= Data =
—————
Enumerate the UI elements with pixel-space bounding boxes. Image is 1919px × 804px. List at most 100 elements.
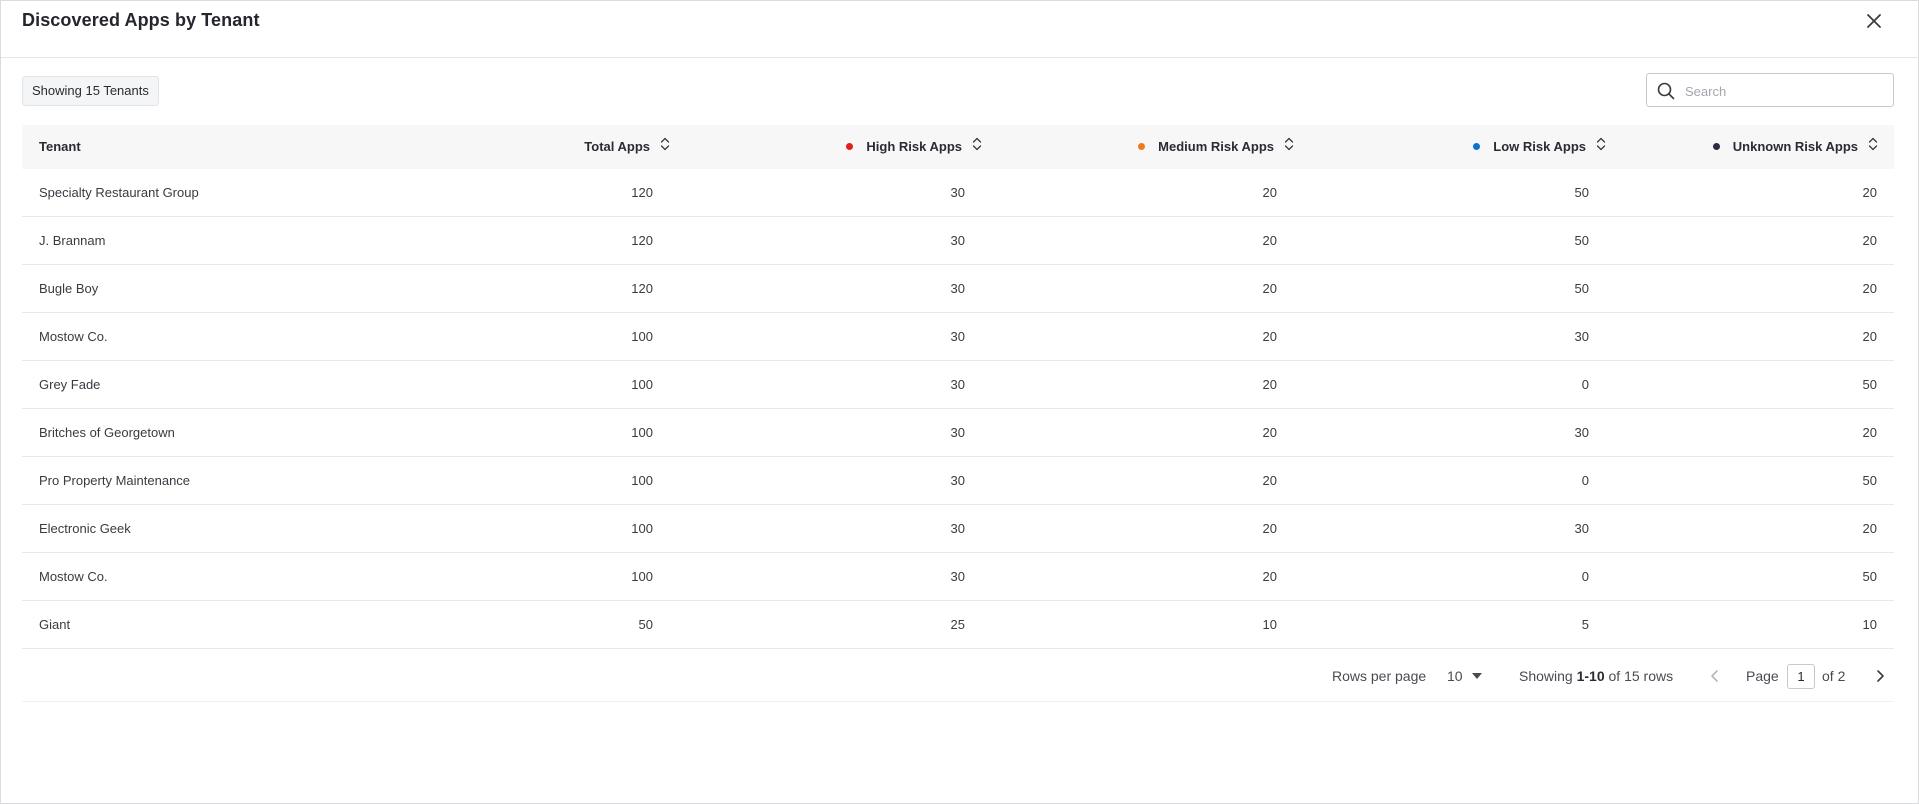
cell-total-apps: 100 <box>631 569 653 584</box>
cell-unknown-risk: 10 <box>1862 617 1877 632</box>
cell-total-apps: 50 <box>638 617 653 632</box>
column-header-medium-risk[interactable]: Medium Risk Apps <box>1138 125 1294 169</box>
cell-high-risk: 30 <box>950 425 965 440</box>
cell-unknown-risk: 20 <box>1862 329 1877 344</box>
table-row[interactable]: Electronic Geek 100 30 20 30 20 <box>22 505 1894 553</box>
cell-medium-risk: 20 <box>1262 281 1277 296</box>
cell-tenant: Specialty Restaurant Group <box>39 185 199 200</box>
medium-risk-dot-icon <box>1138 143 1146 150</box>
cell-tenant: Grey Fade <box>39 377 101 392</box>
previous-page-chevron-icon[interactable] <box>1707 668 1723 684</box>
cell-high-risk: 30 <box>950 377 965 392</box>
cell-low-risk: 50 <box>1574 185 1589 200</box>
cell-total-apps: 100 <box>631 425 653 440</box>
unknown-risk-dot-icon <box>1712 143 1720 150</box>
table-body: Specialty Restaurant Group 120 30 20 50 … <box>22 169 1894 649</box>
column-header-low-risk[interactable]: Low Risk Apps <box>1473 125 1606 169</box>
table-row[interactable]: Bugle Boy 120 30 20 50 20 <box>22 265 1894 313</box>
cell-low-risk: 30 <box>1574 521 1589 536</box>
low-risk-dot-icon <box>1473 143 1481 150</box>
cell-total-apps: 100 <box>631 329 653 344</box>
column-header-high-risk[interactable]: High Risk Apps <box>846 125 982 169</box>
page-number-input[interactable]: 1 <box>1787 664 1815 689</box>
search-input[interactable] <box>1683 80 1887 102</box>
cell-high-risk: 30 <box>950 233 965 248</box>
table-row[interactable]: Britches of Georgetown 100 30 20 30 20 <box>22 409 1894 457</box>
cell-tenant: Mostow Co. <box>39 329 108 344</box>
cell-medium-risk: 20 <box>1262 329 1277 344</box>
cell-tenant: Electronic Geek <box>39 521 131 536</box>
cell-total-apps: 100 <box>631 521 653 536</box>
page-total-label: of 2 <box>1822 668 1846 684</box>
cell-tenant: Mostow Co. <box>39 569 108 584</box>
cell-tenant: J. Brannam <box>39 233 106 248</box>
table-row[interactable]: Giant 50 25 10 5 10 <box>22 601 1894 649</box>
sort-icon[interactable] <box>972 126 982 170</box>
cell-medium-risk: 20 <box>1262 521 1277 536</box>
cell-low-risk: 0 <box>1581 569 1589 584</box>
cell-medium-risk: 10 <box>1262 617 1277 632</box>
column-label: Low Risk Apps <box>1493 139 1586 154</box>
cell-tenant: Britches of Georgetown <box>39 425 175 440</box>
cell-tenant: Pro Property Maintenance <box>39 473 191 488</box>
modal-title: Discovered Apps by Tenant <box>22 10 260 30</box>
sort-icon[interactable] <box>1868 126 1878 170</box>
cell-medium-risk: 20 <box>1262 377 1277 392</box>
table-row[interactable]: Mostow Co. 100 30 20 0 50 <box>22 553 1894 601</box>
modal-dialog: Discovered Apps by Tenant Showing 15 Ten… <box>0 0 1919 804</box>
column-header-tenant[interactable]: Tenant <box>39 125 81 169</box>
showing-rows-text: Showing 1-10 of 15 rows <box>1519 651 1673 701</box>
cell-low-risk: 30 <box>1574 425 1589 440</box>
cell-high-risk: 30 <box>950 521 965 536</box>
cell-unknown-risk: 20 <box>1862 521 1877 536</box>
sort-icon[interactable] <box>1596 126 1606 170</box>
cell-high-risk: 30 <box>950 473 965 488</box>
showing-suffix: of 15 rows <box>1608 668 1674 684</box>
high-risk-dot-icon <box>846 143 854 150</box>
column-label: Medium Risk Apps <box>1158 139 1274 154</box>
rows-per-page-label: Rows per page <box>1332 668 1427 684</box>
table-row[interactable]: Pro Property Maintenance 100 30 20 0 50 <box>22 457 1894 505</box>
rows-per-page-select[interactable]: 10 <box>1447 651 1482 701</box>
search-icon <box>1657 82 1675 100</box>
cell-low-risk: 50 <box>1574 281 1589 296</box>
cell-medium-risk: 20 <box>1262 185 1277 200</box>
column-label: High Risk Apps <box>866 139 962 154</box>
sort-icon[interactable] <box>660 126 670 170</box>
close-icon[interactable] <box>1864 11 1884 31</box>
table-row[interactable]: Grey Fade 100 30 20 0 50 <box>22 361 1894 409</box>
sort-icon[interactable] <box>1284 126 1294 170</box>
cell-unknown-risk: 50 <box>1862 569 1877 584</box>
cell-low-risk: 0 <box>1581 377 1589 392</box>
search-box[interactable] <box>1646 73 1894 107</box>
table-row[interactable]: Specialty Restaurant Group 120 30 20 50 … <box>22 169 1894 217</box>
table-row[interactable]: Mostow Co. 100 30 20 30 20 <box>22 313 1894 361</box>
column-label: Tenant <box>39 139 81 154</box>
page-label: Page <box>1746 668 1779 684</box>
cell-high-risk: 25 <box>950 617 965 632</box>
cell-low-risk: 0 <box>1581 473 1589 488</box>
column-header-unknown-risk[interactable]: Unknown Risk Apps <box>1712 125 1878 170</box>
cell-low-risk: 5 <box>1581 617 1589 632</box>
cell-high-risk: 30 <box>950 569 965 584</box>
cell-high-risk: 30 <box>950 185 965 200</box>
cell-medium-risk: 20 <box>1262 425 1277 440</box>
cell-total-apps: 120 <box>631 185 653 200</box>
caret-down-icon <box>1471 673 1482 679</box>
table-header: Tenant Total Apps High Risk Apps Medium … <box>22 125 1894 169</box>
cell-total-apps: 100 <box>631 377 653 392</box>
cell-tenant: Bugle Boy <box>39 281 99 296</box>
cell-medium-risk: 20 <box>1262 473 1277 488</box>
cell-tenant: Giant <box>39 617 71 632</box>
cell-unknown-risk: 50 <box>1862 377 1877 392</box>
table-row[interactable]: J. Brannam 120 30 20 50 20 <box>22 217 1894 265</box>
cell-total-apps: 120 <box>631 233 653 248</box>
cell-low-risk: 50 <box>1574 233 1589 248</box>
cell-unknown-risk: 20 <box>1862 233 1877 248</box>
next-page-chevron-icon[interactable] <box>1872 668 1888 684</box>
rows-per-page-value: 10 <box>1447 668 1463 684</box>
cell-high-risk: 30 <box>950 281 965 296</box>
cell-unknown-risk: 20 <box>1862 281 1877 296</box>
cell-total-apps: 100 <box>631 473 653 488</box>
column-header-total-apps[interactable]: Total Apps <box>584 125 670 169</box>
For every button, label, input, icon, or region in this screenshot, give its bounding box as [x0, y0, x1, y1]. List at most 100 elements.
—————
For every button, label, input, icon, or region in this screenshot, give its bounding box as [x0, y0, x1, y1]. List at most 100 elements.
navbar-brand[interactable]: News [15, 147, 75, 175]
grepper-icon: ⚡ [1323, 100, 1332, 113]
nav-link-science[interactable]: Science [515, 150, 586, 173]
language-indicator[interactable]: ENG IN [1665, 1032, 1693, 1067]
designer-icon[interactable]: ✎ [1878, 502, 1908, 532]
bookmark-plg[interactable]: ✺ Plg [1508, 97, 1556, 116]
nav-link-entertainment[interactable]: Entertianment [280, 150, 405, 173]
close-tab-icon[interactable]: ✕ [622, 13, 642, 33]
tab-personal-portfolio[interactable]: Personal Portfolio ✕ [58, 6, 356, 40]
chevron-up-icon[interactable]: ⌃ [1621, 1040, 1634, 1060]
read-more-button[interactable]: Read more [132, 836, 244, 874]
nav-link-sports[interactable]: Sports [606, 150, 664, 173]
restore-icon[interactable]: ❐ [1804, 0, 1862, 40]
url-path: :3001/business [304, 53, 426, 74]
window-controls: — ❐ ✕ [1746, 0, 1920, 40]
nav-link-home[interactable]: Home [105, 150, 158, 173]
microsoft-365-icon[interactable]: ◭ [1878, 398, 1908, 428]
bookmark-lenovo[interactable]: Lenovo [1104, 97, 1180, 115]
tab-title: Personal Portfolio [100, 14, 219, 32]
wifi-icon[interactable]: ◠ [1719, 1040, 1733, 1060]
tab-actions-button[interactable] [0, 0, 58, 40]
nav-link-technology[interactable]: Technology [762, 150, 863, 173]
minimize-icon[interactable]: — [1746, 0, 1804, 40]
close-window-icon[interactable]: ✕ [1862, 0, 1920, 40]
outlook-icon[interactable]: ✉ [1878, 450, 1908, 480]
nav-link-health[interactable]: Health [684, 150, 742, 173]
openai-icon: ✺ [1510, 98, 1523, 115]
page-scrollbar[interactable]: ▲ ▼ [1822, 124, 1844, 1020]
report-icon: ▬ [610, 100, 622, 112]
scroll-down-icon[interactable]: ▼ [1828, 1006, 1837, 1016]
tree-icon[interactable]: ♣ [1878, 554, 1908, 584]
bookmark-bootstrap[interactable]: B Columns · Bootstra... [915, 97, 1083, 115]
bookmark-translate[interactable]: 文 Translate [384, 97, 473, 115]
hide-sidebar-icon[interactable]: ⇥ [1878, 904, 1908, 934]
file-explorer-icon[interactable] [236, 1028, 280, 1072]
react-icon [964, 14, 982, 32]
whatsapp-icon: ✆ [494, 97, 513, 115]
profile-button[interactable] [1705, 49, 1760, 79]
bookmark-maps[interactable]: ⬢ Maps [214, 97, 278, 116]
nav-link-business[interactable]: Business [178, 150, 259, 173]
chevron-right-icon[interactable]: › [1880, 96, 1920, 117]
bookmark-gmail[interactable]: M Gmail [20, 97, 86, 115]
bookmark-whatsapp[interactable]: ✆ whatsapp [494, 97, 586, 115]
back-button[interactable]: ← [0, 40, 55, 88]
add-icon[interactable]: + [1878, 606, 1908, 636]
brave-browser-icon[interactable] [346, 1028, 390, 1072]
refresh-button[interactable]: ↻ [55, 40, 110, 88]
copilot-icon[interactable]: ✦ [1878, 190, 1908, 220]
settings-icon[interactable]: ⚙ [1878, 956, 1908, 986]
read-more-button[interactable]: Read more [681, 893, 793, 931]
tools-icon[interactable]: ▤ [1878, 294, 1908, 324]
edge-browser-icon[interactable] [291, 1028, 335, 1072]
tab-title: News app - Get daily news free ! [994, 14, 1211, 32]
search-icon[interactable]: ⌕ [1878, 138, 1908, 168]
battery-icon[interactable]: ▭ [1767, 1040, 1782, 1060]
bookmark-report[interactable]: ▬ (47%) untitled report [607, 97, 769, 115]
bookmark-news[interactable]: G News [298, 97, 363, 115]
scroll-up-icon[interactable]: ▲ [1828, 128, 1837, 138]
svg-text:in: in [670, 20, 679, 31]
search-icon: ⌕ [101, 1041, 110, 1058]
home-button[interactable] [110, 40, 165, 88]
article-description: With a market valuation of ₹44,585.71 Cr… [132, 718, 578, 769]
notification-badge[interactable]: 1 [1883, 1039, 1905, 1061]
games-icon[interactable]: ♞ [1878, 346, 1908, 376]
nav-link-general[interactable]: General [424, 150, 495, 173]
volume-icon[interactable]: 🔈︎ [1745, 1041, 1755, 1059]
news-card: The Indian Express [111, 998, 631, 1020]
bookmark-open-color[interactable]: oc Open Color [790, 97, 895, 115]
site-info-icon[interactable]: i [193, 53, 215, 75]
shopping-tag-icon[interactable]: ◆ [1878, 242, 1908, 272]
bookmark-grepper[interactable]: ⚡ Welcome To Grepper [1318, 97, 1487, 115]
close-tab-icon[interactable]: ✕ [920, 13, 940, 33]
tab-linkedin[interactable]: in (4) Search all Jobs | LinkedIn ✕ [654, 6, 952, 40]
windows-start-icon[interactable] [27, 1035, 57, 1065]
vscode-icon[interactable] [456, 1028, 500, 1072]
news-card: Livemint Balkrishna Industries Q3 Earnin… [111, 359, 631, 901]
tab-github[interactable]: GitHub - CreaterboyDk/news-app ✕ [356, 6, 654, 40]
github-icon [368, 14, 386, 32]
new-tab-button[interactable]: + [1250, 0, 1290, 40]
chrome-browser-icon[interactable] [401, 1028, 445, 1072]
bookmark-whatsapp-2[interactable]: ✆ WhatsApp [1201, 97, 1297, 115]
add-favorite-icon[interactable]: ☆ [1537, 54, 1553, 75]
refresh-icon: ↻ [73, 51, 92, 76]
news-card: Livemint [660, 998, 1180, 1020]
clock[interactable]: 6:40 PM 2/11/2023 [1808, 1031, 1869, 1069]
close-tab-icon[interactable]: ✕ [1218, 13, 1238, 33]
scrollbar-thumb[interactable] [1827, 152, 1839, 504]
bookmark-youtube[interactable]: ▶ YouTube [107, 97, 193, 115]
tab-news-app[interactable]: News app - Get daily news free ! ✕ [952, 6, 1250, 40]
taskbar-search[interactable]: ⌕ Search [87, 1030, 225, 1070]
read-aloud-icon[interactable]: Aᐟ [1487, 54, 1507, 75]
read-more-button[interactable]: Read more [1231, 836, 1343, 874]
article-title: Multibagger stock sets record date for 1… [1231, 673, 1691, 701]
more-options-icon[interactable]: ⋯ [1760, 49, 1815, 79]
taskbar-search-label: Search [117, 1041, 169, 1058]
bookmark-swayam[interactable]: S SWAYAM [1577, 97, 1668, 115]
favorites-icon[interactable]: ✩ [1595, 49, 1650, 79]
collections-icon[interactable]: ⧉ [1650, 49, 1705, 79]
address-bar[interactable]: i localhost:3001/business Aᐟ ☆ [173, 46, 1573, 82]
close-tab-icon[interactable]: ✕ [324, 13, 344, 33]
—————
= Task description =
Return, unchanged, the lines in the part that opens with the line containing "cell-total-apps: 100 <box>631 569" and closes with the one containing "cell-low-risk: 50 <box>1574 185", including both of those lines.

= Solution =
cell-total-apps: 100 <box>631 569 653 584</box>
cell-unknown-risk: 10 <box>1862 617 1877 632</box>
cell-total-apps: 50 <box>638 617 653 632</box>
column-header-medium-risk[interactable]: Medium Risk Apps <box>1138 125 1294 169</box>
cell-high-risk: 30 <box>950 425 965 440</box>
cell-unknown-risk: 20 <box>1862 329 1877 344</box>
table-row[interactable]: Electronic Geek 100 30 20 30 20 <box>22 505 1894 553</box>
cell-medium-risk: 20 <box>1262 281 1277 296</box>
cell-tenant: Specialty Restaurant Group <box>39 185 199 200</box>
medium-risk-dot-icon <box>1138 143 1146 150</box>
cell-tenant: Grey Fade <box>39 377 101 392</box>
previous-page-chevron-icon[interactable] <box>1707 668 1723 684</box>
cell-high-risk: 30 <box>950 377 965 392</box>
cell-low-risk: 50 <box>1574 185 1589 200</box>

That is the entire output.